INFORMATION SHOWN:
####################

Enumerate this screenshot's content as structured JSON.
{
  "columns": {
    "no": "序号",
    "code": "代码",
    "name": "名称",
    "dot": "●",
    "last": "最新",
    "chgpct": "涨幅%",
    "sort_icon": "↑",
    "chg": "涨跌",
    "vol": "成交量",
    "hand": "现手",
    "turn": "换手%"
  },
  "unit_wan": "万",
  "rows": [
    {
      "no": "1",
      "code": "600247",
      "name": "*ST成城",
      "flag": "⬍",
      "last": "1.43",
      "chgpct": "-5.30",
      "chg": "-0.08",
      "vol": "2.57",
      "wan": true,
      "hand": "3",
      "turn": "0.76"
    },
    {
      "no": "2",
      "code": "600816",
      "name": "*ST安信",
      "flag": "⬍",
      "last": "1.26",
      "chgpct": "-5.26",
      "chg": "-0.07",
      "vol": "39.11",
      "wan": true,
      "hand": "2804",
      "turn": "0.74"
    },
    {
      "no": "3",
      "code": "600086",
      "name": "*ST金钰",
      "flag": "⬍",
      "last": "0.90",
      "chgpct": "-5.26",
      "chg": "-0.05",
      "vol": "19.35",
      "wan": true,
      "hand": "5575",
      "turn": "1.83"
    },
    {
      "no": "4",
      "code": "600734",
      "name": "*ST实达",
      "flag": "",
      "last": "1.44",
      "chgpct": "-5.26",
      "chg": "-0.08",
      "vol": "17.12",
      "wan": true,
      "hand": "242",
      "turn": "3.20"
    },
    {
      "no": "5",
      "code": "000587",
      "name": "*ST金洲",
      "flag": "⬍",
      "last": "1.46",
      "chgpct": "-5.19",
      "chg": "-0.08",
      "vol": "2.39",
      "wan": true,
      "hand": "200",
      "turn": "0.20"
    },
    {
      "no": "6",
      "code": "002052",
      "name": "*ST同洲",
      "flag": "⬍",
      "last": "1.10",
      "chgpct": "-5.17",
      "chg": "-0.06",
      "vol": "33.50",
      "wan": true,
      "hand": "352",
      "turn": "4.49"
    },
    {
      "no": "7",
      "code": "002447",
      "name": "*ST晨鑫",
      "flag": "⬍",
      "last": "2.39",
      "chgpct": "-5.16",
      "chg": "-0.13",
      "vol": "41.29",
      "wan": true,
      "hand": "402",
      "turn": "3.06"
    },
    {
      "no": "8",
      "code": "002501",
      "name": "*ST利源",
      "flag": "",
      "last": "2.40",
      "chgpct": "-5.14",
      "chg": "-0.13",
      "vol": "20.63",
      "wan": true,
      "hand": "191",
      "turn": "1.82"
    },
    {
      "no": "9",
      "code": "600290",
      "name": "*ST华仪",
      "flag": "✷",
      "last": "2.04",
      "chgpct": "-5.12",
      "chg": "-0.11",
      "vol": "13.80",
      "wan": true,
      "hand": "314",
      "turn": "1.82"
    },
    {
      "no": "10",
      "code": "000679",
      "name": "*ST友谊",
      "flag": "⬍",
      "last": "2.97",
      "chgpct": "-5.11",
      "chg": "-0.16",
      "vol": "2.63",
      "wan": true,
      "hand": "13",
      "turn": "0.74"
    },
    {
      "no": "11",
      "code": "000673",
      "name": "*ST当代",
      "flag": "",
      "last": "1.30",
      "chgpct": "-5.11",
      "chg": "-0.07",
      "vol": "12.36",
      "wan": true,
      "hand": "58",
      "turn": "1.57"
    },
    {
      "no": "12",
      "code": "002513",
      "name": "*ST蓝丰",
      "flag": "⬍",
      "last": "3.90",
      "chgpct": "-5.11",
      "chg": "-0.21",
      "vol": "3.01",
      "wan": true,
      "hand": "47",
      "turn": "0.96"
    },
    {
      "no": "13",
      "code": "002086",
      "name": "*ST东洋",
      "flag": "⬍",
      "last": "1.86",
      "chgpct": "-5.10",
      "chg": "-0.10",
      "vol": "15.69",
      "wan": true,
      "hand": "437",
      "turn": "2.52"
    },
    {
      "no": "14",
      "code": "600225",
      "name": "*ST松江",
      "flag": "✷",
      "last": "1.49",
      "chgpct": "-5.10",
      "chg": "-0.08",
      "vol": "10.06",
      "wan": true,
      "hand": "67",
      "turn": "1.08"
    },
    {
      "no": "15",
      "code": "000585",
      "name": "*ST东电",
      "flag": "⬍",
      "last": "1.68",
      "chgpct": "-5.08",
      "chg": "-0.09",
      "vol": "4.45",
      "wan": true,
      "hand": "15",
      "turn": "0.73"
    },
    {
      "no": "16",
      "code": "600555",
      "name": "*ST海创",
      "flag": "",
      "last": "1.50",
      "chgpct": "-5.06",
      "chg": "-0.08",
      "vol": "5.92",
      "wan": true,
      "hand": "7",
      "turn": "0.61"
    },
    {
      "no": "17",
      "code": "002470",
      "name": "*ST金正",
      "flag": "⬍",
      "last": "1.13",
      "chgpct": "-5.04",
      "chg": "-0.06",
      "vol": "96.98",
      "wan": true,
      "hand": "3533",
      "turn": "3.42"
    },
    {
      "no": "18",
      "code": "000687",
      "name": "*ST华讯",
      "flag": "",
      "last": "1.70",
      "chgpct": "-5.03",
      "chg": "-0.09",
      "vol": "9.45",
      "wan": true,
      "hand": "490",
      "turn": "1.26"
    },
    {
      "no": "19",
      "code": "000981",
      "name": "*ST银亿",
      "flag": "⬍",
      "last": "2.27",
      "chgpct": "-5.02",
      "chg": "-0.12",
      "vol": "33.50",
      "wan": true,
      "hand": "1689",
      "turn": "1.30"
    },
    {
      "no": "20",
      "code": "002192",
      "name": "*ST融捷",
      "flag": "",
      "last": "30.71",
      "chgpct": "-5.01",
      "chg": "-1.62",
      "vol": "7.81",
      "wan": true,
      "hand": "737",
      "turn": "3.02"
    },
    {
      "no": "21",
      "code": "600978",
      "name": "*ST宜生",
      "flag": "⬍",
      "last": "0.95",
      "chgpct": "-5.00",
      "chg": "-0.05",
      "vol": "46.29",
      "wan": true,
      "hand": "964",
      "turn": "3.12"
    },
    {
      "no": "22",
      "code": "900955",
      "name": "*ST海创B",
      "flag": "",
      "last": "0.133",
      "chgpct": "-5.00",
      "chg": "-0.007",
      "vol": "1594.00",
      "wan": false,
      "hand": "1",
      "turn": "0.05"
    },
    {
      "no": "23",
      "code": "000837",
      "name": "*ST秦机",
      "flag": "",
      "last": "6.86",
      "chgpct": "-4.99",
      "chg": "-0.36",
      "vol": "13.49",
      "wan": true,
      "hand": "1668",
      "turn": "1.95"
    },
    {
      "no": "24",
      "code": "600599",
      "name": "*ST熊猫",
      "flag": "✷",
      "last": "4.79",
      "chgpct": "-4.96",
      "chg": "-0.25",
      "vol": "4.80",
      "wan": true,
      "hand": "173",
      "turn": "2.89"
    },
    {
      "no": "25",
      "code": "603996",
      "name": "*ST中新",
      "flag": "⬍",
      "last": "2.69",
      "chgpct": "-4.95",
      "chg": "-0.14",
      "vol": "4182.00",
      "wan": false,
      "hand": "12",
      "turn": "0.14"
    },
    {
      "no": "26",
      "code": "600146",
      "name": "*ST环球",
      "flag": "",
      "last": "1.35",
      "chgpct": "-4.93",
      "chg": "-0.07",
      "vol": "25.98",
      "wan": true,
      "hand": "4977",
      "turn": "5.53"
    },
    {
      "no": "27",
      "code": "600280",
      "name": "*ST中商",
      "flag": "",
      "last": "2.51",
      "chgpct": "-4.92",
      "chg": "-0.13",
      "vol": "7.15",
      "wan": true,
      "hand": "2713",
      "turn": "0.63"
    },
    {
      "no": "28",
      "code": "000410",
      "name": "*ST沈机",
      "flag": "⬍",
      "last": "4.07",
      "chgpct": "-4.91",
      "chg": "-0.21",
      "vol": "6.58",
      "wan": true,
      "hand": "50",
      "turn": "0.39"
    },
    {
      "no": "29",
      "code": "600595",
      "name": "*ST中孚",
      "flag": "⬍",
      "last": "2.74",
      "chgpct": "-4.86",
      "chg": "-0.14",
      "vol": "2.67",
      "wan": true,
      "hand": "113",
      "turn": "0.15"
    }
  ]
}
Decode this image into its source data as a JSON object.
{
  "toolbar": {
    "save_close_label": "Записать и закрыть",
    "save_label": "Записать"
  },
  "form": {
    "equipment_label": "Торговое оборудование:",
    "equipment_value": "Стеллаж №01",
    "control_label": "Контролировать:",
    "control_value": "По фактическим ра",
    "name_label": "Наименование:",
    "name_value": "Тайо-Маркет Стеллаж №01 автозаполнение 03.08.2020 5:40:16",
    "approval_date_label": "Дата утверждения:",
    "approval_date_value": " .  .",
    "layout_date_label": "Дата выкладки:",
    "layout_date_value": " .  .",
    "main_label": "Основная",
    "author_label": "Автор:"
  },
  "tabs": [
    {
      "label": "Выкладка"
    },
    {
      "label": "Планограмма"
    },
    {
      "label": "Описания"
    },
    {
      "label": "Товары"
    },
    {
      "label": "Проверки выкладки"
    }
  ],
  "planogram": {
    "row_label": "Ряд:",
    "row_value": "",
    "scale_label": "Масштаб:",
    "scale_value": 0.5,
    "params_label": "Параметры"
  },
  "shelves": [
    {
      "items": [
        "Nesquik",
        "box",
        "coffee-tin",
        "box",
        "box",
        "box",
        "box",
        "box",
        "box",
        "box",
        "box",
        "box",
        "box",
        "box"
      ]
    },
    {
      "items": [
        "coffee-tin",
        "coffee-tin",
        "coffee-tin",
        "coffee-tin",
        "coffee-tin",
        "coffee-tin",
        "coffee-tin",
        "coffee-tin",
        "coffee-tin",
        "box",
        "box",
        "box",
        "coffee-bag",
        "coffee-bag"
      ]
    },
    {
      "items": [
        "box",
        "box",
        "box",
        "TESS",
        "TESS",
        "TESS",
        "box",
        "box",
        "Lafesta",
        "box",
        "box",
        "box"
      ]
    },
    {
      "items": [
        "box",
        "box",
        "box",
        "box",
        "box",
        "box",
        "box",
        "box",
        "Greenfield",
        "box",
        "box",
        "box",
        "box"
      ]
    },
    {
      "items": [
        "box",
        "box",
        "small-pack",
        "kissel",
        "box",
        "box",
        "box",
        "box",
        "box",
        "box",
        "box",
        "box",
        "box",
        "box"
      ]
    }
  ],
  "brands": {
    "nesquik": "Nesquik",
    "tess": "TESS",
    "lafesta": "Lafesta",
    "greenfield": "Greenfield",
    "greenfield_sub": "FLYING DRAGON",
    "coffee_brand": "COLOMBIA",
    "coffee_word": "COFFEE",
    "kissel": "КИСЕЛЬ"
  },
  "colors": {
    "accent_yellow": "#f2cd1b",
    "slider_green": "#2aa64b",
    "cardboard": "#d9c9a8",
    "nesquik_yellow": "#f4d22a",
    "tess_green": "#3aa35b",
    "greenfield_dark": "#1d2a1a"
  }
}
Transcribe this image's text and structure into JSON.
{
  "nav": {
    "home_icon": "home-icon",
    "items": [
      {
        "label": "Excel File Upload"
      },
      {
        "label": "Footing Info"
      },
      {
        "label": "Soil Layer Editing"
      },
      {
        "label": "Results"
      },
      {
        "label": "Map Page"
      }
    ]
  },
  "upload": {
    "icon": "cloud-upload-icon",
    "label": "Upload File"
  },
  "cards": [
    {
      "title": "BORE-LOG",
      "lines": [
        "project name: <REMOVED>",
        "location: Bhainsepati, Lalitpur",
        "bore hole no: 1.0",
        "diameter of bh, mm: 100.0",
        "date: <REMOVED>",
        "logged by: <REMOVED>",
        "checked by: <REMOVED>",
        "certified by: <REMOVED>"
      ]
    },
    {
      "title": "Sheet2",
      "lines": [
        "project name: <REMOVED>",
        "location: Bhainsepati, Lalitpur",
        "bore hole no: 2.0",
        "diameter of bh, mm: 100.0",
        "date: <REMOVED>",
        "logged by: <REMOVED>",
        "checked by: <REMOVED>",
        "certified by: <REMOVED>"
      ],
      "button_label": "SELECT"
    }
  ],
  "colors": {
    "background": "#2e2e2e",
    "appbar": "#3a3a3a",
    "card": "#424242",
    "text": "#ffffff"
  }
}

####################

DESCRIPTION OF THE TASK: Isolate each line of the listing above that includes "image". Copy it.

THE REPLY:
Decode this image into its source data as a JSON object.
Transcribe this image's text and structure into JSON.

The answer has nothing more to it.